→ Task objective
Gather, from the listing beneath this task, every line holding the string "with".

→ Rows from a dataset
>> start
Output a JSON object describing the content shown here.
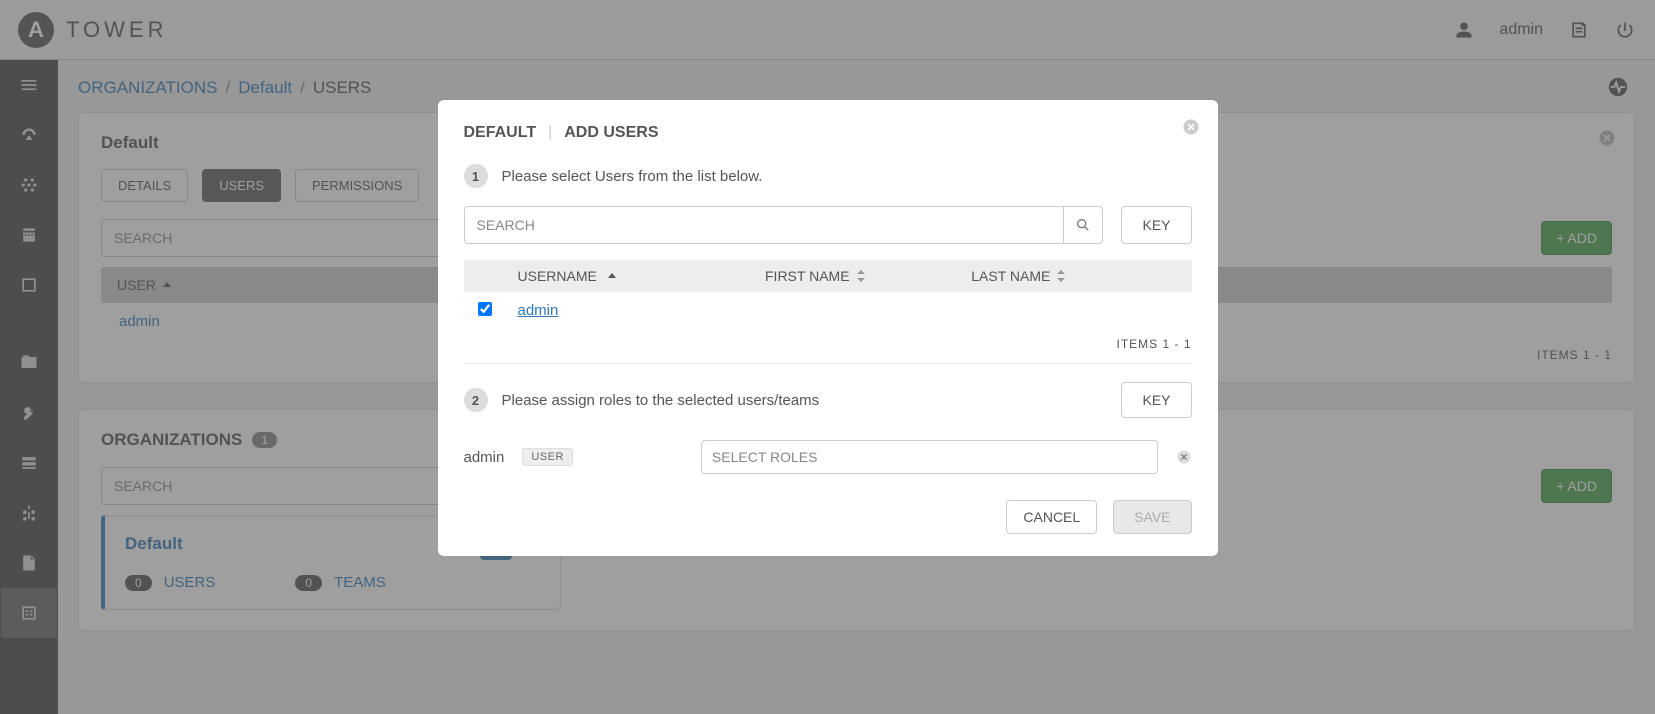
{
  "brand": "TOWER",
  "topbar": {
    "user": "admin"
  },
  "breadcrumb": {
    "org_link": "ORGANIZATIONS",
    "org_name": "Default",
    "section": "USERS"
  },
  "users_panel": {
    "title": "Default",
    "tabs": {
      "details": "DETAILS",
      "users": "USERS",
      "permissions": "PERMISSIONS"
    },
    "search_placeholder": "SEARCH",
    "add_button": "+ ADD",
    "list_header": "USER",
    "rows": [
      "admin"
    ],
    "items_label": "ITEMS  1 - 1"
  },
  "orgs_panel": {
    "title": "ORGANIZATIONS",
    "count": "1",
    "search_placeholder": "SEARCH",
    "add_button": "+ ADD",
    "card": {
      "name": "Default",
      "users_count": "0",
      "users_label": "USERS",
      "teams_count": "0",
      "teams_label": "TEAMS"
    }
  },
  "modal": {
    "title_left": "DEFAULT",
    "title_right": "ADD USERS",
    "step1_num": "1",
    "step1_text": "Please select Users from the list below.",
    "search_placeholder": "SEARCH",
    "key_button": "KEY",
    "columns": {
      "username": "USERNAME",
      "first": "FIRST NAME",
      "last": "LAST NAME"
    },
    "rows": [
      {
        "username": "admin",
        "checked": true
      }
    ],
    "items_label": "ITEMS  1 - 1",
    "step2_num": "2",
    "step2_text": "Please assign roles to the selected users/teams",
    "assign": {
      "name": "admin",
      "badge": "USER",
      "select_placeholder": "SELECT ROLES"
    },
    "cancel": "CANCEL",
    "save": "SAVE"
  }
}
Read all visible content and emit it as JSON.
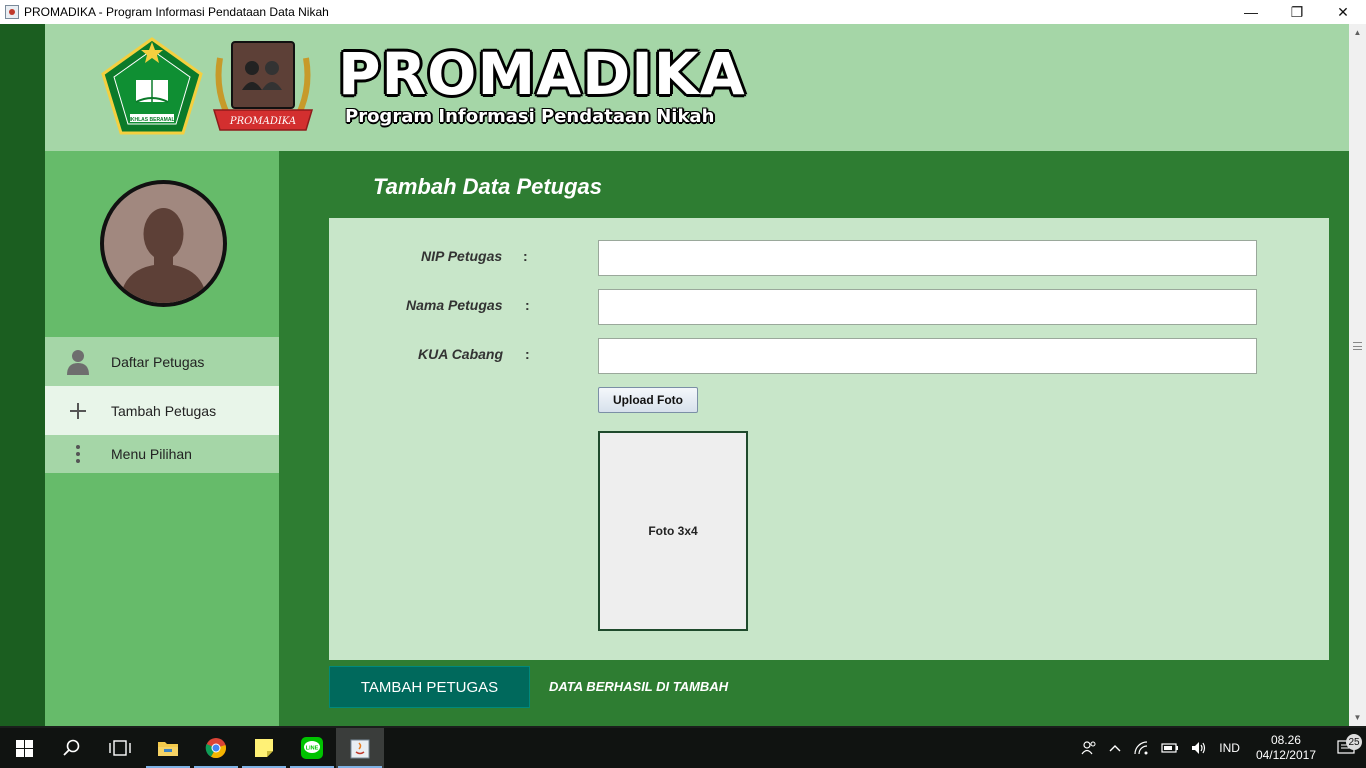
{
  "window": {
    "title": "PROMADIKA - Program Informasi Pendataan Data Nikah",
    "minimize_glyph": "—",
    "maximize_glyph": "❐",
    "close_glyph": "✕"
  },
  "header": {
    "brand_title": "PROMADIKA",
    "brand_subtitle": "Program Informasi Pendataan Nikah",
    "logo_left": "kemenag-emblem-icon",
    "logo_right": "promadika-logo-icon",
    "logo_left_caption": "IKHLAS BERAMAL",
    "logo_right_ribbon": "PROMADIKA"
  },
  "sidebar": {
    "avatar": "user-avatar-icon",
    "items": [
      {
        "label": "Daftar Petugas",
        "icon": "user-icon"
      },
      {
        "label": "Tambah Petugas",
        "icon": "plus-icon"
      },
      {
        "label": "Menu Pilihan",
        "icon": "vertical-dots-icon"
      }
    ]
  },
  "main": {
    "page_title": "Tambah Data Petugas",
    "fields": [
      {
        "label": "NIP Petugas",
        "colon": ":",
        "value": ""
      },
      {
        "label": "Nama Petugas",
        "colon": ":",
        "value": ""
      },
      {
        "label": "KUA Cabang",
        "colon": ":",
        "value": ""
      }
    ],
    "upload_button": "Upload Foto",
    "photo_placeholder": "Foto 3x4",
    "submit_button": "TAMBAH PETUGAS",
    "status_message": "DATA BERHASIL DI TAMBAH"
  },
  "taskbar": {
    "apps": [
      "windows-start-icon",
      "search-icon",
      "task-view-icon",
      "file-explorer-icon",
      "chrome-icon",
      "sticky-notes-icon",
      "line-icon",
      "java-app-icon"
    ],
    "language": "IND",
    "time": "08.26",
    "date": "04/12/2017",
    "notification_count": "25"
  },
  "colors": {
    "header_bg": "#a5d6a7",
    "sidebar_bg": "#66bb6a",
    "main_bg": "#2e7d32",
    "panel_bg": "#c8e6c9",
    "submit_bg": "#00695c"
  }
}
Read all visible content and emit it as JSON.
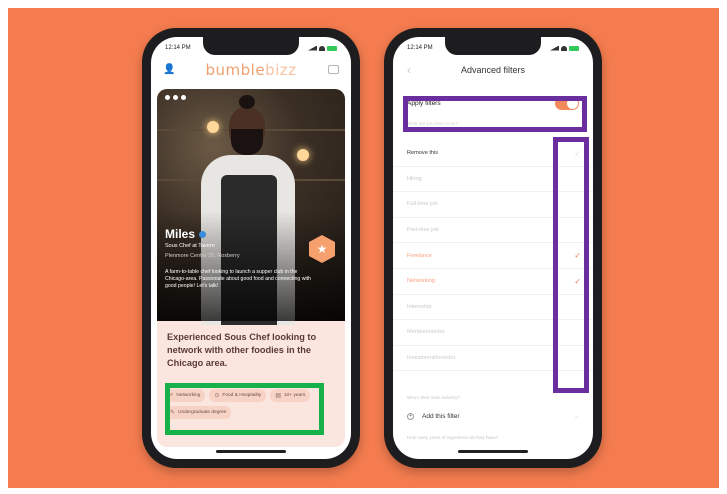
{
  "phone1": {
    "status_time": "12:14 PM",
    "logo_main": "bumble",
    "logo_suffix": "bizz",
    "profile": {
      "name": "Miles",
      "job_title": "Sous Chef at Tavern",
      "location": "Plenmore Centre 25, Roxberry",
      "bio": "A farm-to-table chef looking to launch a supper club in the Chicago-area. Passionate about good food and connecting with good people! Let's talk!",
      "headline": "Experienced Sous Chef looking to network with other foodies in the Chicago area."
    },
    "chips": [
      {
        "icon": "⌕",
        "label": "Networking",
        "icon_name": "search-icon"
      },
      {
        "icon": "⊙",
        "label": "Food & Hospitality",
        "icon_name": "industry-icon"
      },
      {
        "icon": "▤",
        "label": "10+ years",
        "icon_name": "experience-icon"
      },
      {
        "icon": "✎",
        "label": "Undergraduate degree",
        "icon_name": "education-icon"
      }
    ]
  },
  "phone2": {
    "status_time": "12:14 PM",
    "title": "Advanced filters",
    "apply_filters_label": "Apply filters",
    "apply_filters_on": true,
    "subheading": "What are you here to do?",
    "filters": [
      {
        "label": "Remove this",
        "checked": false,
        "style": "dark"
      },
      {
        "label": "Hiring",
        "checked": false,
        "style": "muted"
      },
      {
        "label": "Full-time job",
        "checked": false,
        "style": "muted"
      },
      {
        "label": "Part-time job",
        "checked": false,
        "style": "muted"
      },
      {
        "label": "Freelance",
        "checked": true,
        "style": "accent"
      },
      {
        "label": "Networking",
        "checked": true,
        "style": "accent"
      },
      {
        "label": "Internship",
        "checked": false,
        "style": "muted"
      },
      {
        "label": "Mentee/mentor",
        "checked": false,
        "style": "muted"
      },
      {
        "label": "Investment/investor",
        "checked": false,
        "style": "muted"
      }
    ],
    "question1": "Who's their main industry?",
    "add_filter_label": "Add this filter",
    "question2": "How many years of experience do they have?"
  },
  "colors": {
    "background": "#f47c4f",
    "highlight_green": "#17b14b",
    "highlight_purple": "#6a2e9e",
    "accent": "#f0825a"
  }
}
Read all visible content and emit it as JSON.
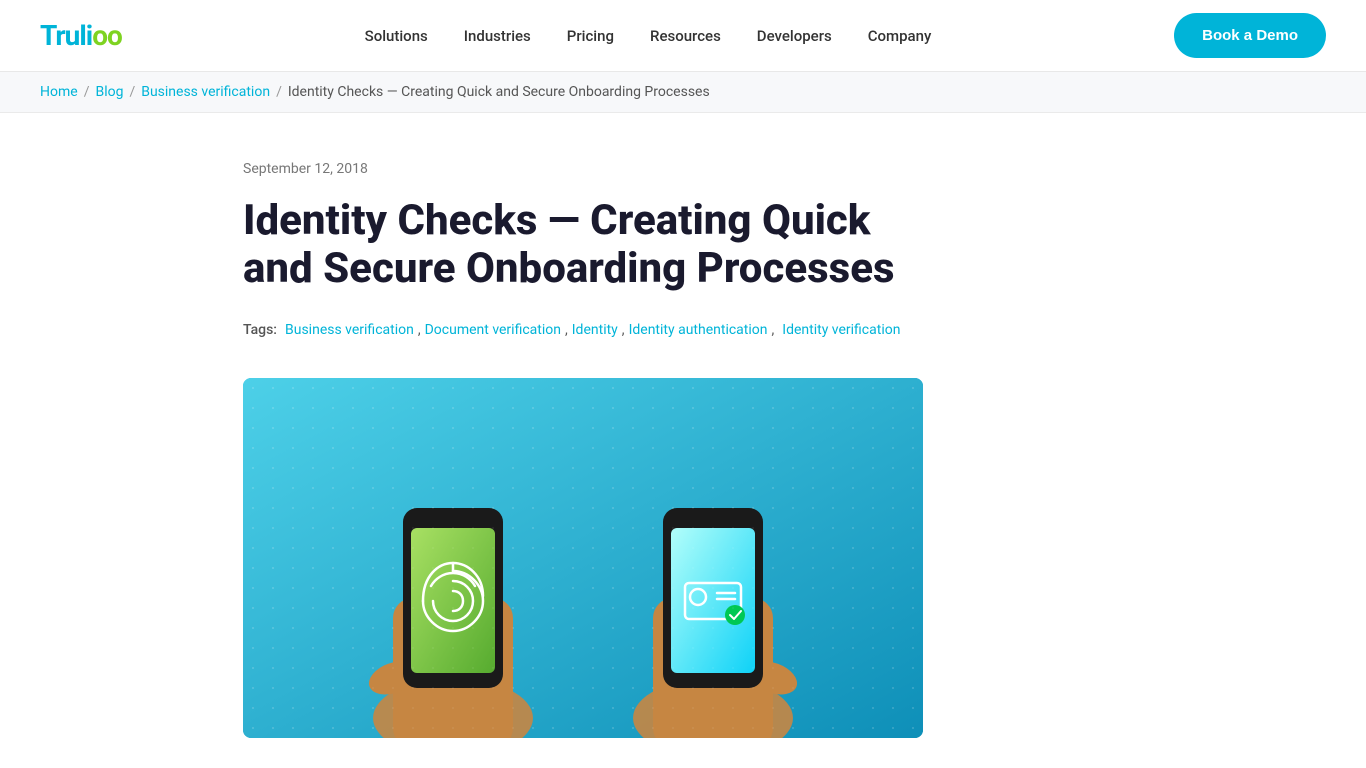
{
  "header": {
    "logo_truli": "Truli",
    "logo_oo": "oo",
    "nav_items": [
      {
        "label": "Solutions",
        "id": "solutions"
      },
      {
        "label": "Industries",
        "id": "industries"
      },
      {
        "label": "Pricing",
        "id": "pricing"
      },
      {
        "label": "Resources",
        "id": "resources"
      },
      {
        "label": "Developers",
        "id": "developers"
      },
      {
        "label": "Company",
        "id": "company"
      }
    ],
    "cta_label": "Book a Demo"
  },
  "breadcrumb": {
    "home": "Home",
    "blog": "Blog",
    "category": "Business verification",
    "current": "Identity Checks — Creating Quick and Secure Onboarding Processes"
  },
  "article": {
    "date": "September 12, 2018",
    "title": "Identity Checks — Creating Quick and Secure Onboarding Processes",
    "tags_label": "Tags:",
    "tags": [
      {
        "label": "Business verification",
        "id": "business-verification"
      },
      {
        "label": "Document verification",
        "id": "document-verification"
      },
      {
        "label": "Identity",
        "id": "identity"
      },
      {
        "label": "Identity authentication",
        "id": "identity-authentication"
      },
      {
        "label": "Identity verification",
        "id": "identity-verification"
      }
    ]
  },
  "colors": {
    "primary": "#00b4d8",
    "green": "#7ed321",
    "text_dark": "#1a1a2e",
    "text_medium": "#555555",
    "text_light": "#777777",
    "link": "#00b4d8",
    "hero_bg": "#29bce8"
  }
}
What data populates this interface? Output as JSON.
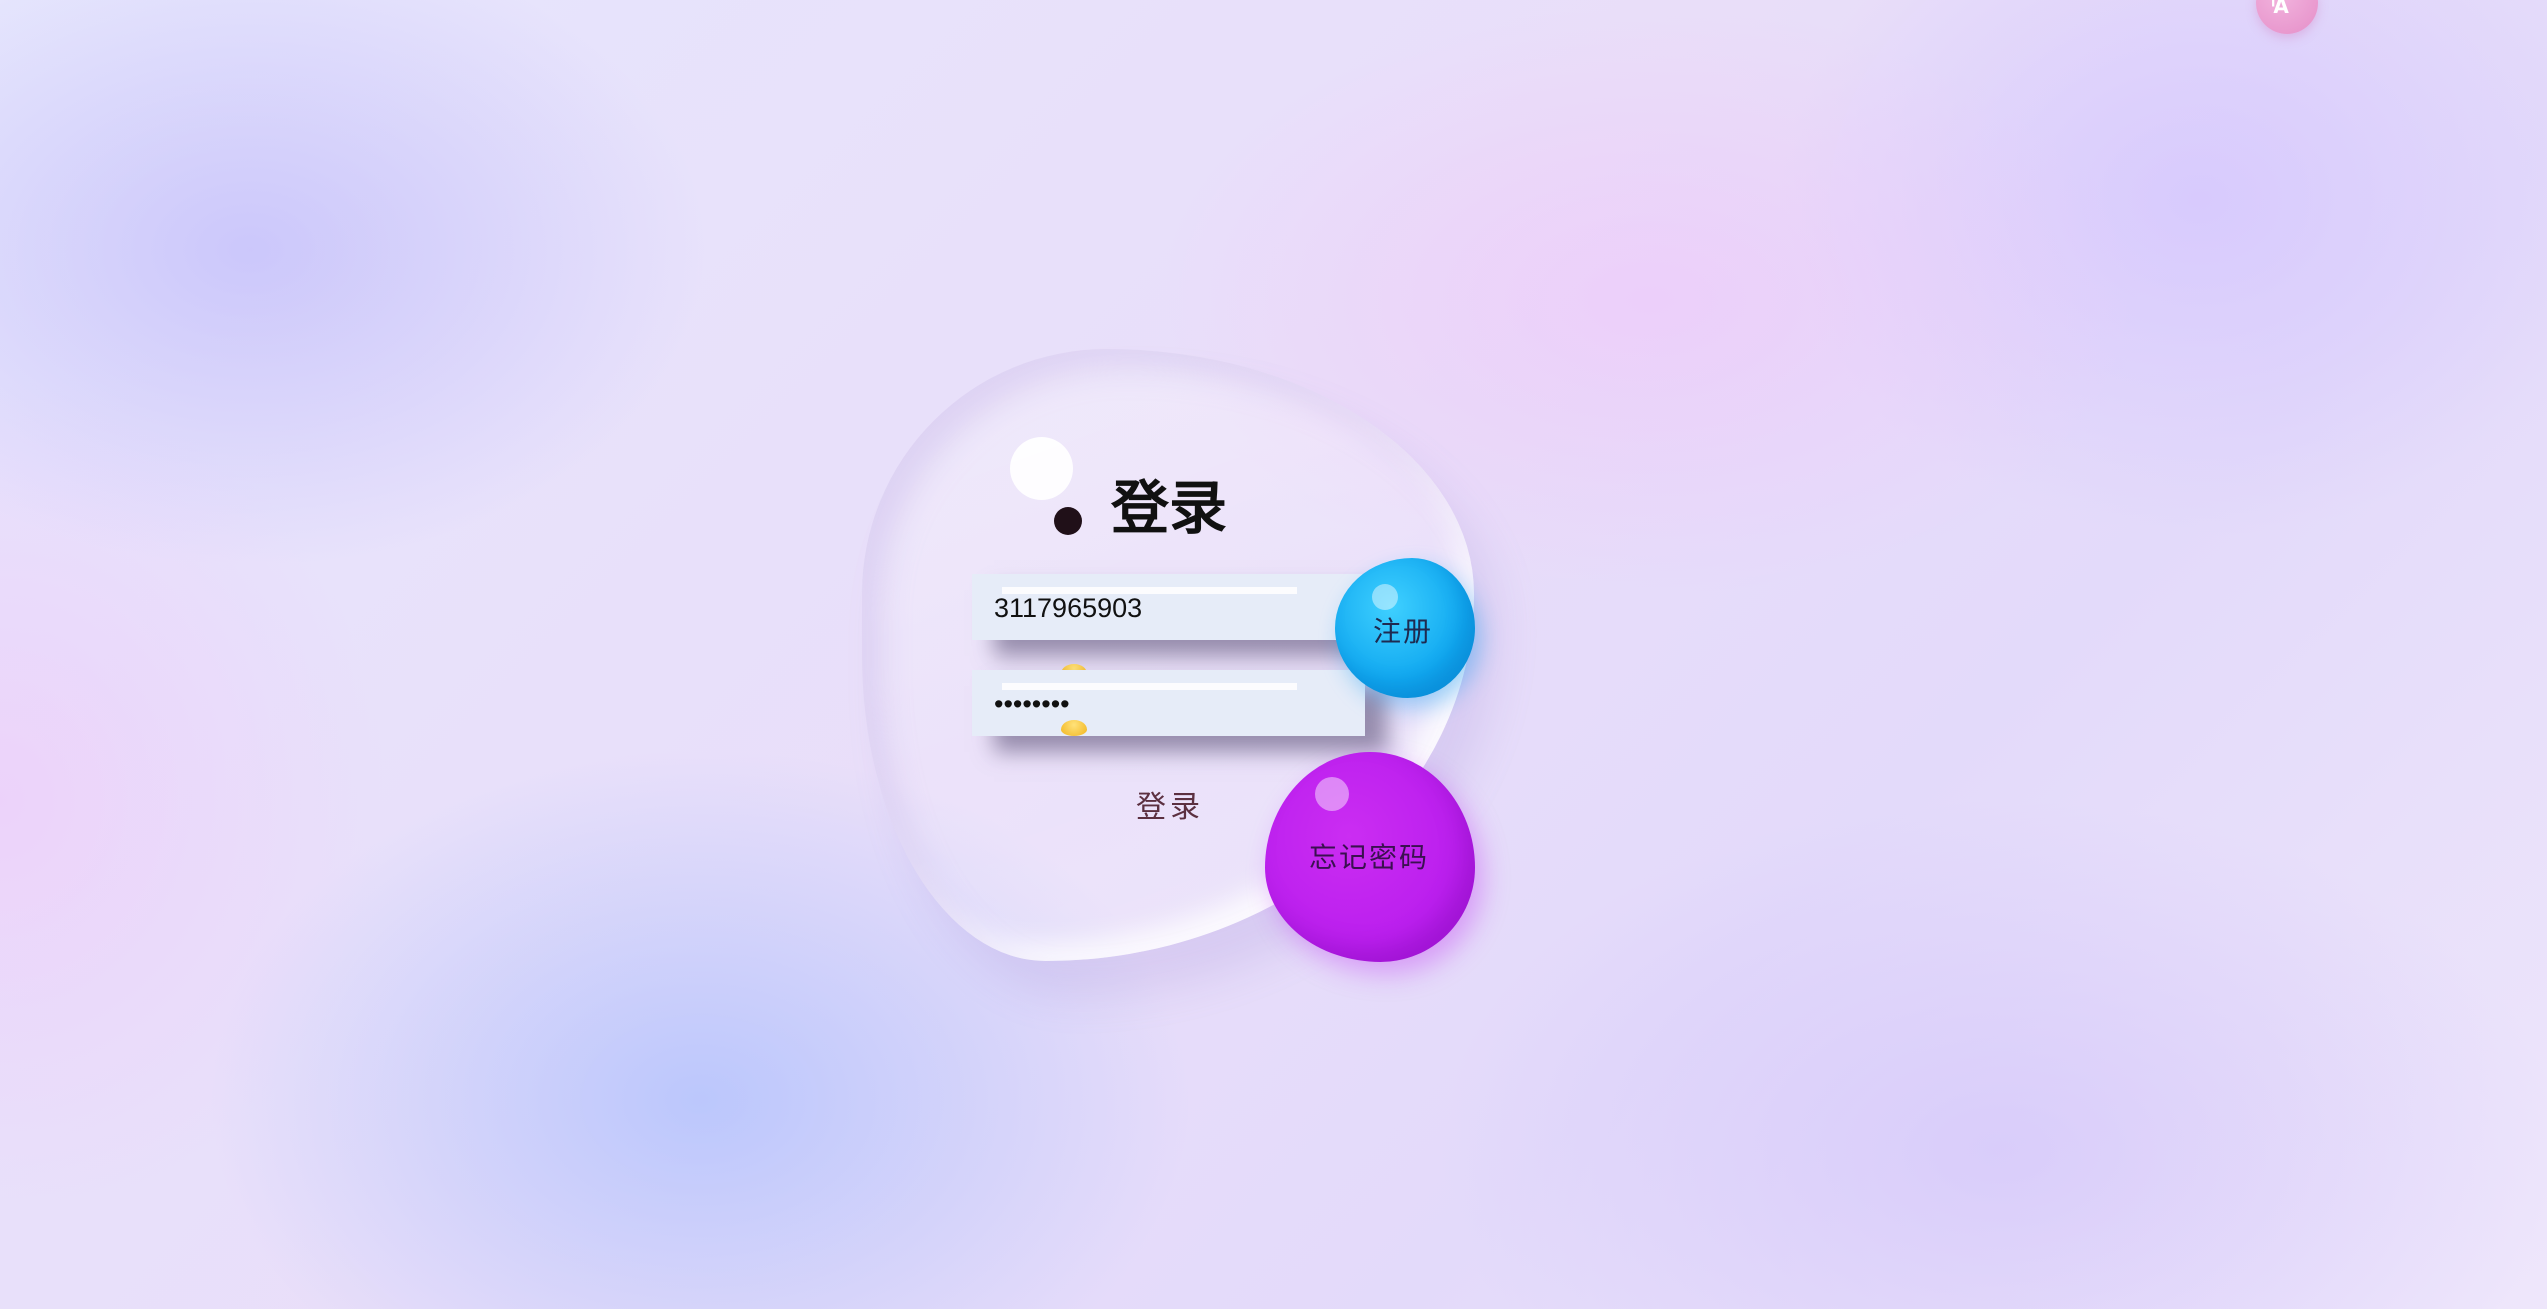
{
  "translate_button": {
    "glyph": "ⁱA",
    "icon": "translate-icon"
  },
  "login_form": {
    "title": "登录",
    "username": {
      "value": "3117965903"
    },
    "password": {
      "value": "••••••••"
    },
    "submit_label": "登录",
    "register_label": "注册",
    "forgot_label": "忘记密码"
  },
  "colors": {
    "register_bubble": "#10a8f0",
    "forgot_bubble": "#bb1fee",
    "translate_bubble": "#e58ec8",
    "input_background": "#e6ecf8"
  }
}
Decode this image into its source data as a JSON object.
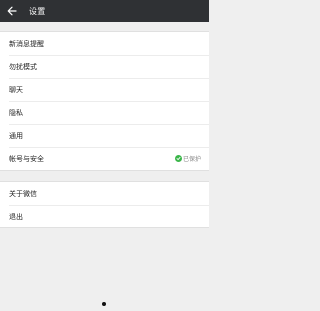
{
  "header": {
    "title": "设置",
    "back_icon": "arrow-left-icon"
  },
  "settings": {
    "group1": [
      {
        "label": "新消息提醒"
      },
      {
        "label": "勿扰模式"
      },
      {
        "label": "聊天"
      },
      {
        "label": "隐私"
      },
      {
        "label": "通用"
      },
      {
        "label": "帐号与安全",
        "status": "已保护",
        "status_icon": "shield-check-icon",
        "status_color": "#3bb64a"
      }
    ],
    "group2": [
      {
        "label": "关于微信"
      },
      {
        "label": "退出"
      }
    ]
  },
  "colors": {
    "titlebar": "#2f3134",
    "background": "#efefef"
  }
}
>> end
→ Completed task
      "bio": "A farm-to-table chef looking to launch a supper club in the Chicago-area. Passionate about good food and connecting with good people! Let's talk!",
      "headline": "Experienced Sous Chef looking to network with other foodies in the Chicago area."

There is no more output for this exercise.